• **Given task**
Each line of the material below that holds the word "воде" needs to be copied.
— start Listed entries —
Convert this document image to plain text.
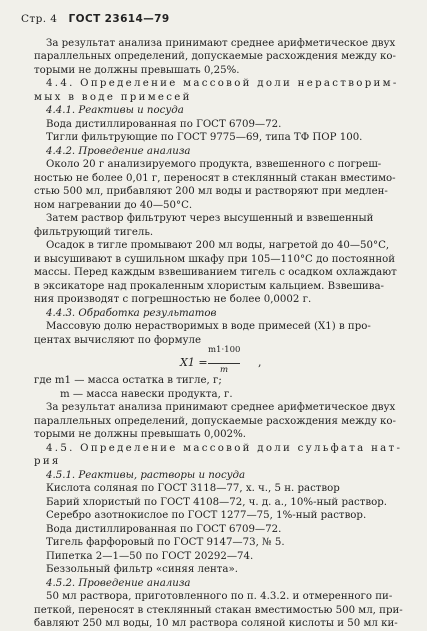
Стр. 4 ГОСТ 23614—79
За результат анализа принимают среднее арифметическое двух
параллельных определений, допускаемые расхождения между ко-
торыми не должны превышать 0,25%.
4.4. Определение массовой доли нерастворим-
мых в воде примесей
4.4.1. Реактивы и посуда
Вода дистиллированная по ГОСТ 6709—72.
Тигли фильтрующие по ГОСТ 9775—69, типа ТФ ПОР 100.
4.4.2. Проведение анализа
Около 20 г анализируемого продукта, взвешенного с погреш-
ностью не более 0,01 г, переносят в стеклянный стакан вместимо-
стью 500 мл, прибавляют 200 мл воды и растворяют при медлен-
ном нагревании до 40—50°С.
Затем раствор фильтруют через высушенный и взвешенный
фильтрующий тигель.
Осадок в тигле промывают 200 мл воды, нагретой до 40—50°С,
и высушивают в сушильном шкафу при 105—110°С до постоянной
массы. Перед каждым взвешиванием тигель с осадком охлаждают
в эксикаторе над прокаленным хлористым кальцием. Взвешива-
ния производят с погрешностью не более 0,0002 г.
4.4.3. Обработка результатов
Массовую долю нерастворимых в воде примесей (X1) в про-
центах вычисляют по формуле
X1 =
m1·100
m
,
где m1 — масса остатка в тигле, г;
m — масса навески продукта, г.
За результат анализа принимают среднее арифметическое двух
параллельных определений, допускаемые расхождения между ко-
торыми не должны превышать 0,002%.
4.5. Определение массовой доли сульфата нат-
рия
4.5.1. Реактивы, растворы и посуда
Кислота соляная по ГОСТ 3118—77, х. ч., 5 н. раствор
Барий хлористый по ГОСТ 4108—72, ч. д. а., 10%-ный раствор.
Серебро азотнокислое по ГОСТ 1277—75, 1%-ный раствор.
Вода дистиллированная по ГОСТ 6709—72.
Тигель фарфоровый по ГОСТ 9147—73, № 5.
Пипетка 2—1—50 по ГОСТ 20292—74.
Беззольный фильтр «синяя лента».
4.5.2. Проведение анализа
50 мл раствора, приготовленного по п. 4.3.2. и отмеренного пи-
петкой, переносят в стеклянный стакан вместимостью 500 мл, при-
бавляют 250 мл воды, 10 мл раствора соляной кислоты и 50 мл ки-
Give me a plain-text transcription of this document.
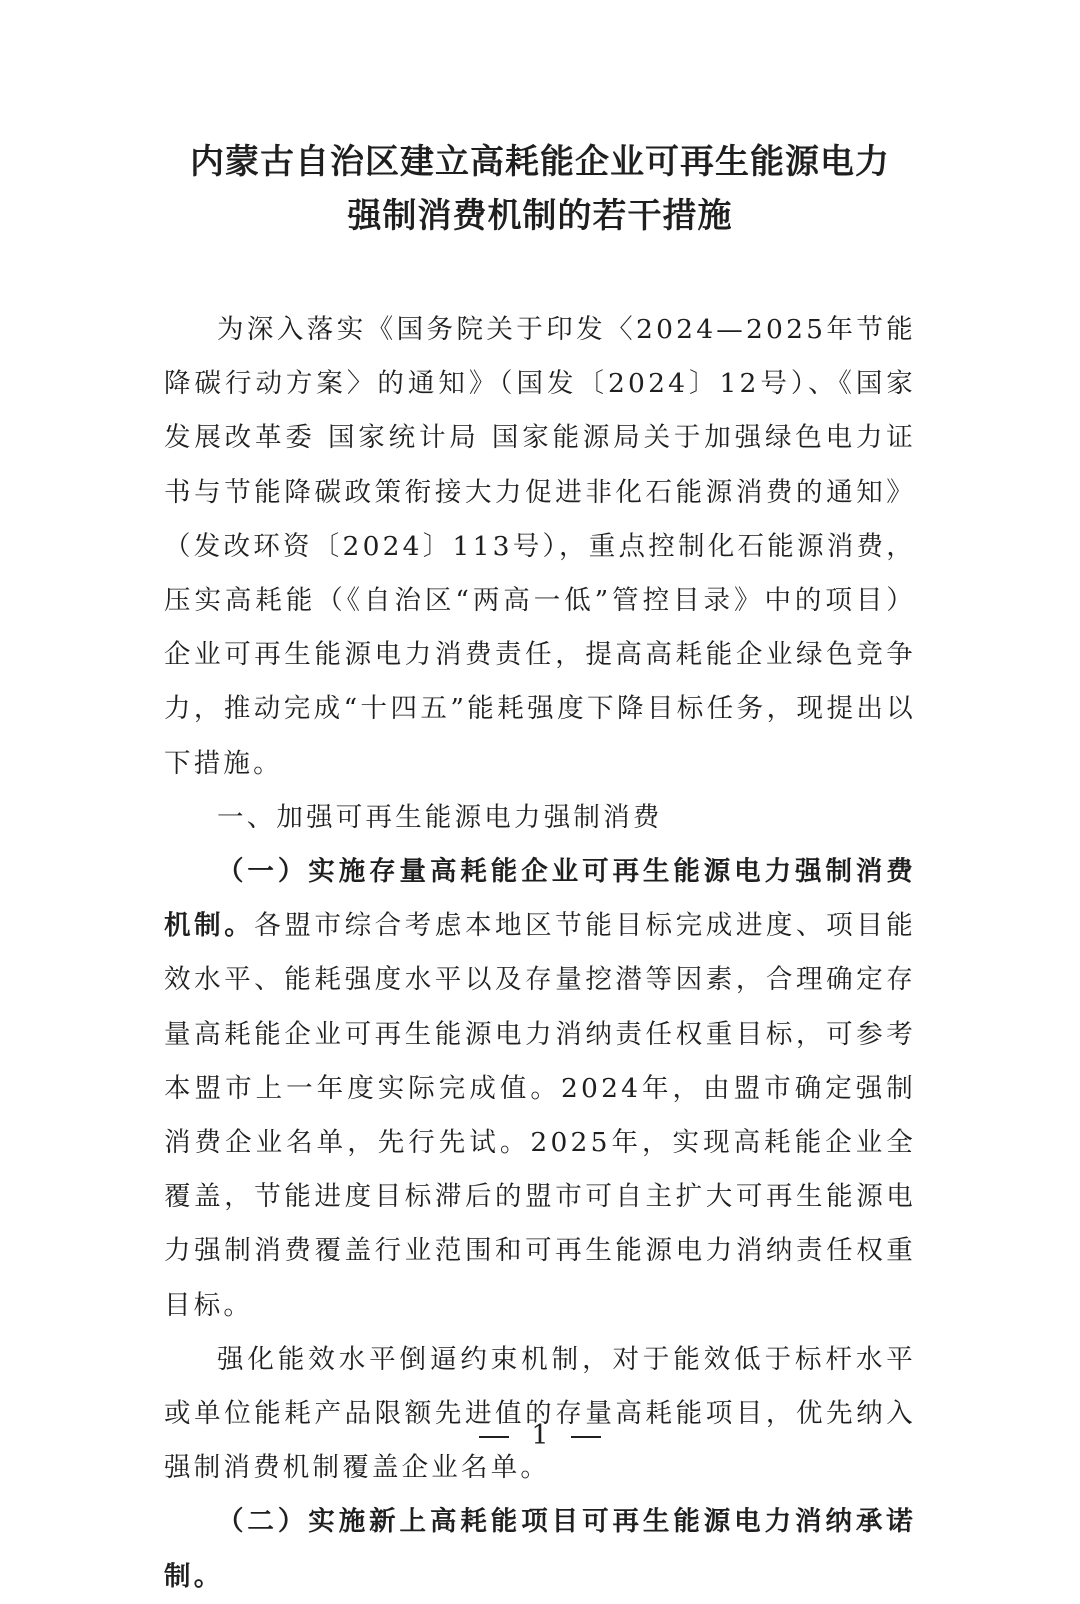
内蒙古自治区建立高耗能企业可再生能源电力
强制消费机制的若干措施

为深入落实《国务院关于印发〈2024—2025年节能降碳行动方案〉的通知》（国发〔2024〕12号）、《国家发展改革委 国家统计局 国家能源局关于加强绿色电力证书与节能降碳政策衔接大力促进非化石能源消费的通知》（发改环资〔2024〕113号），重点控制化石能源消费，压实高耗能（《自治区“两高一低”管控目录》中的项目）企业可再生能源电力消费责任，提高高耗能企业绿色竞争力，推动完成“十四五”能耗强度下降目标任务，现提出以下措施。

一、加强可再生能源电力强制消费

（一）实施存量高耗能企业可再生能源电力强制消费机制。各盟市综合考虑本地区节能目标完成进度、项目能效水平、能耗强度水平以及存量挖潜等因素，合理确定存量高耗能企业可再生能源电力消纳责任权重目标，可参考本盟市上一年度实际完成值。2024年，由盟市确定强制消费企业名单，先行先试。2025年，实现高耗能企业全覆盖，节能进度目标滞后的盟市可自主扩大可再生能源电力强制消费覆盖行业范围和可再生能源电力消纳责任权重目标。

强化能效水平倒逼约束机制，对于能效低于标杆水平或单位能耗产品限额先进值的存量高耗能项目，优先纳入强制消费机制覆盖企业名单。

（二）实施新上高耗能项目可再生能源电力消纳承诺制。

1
— end Listed entries —
• **Task result**
мых в воде примесей
Массовую долю нерастворимых в воде примесей (X1) в про-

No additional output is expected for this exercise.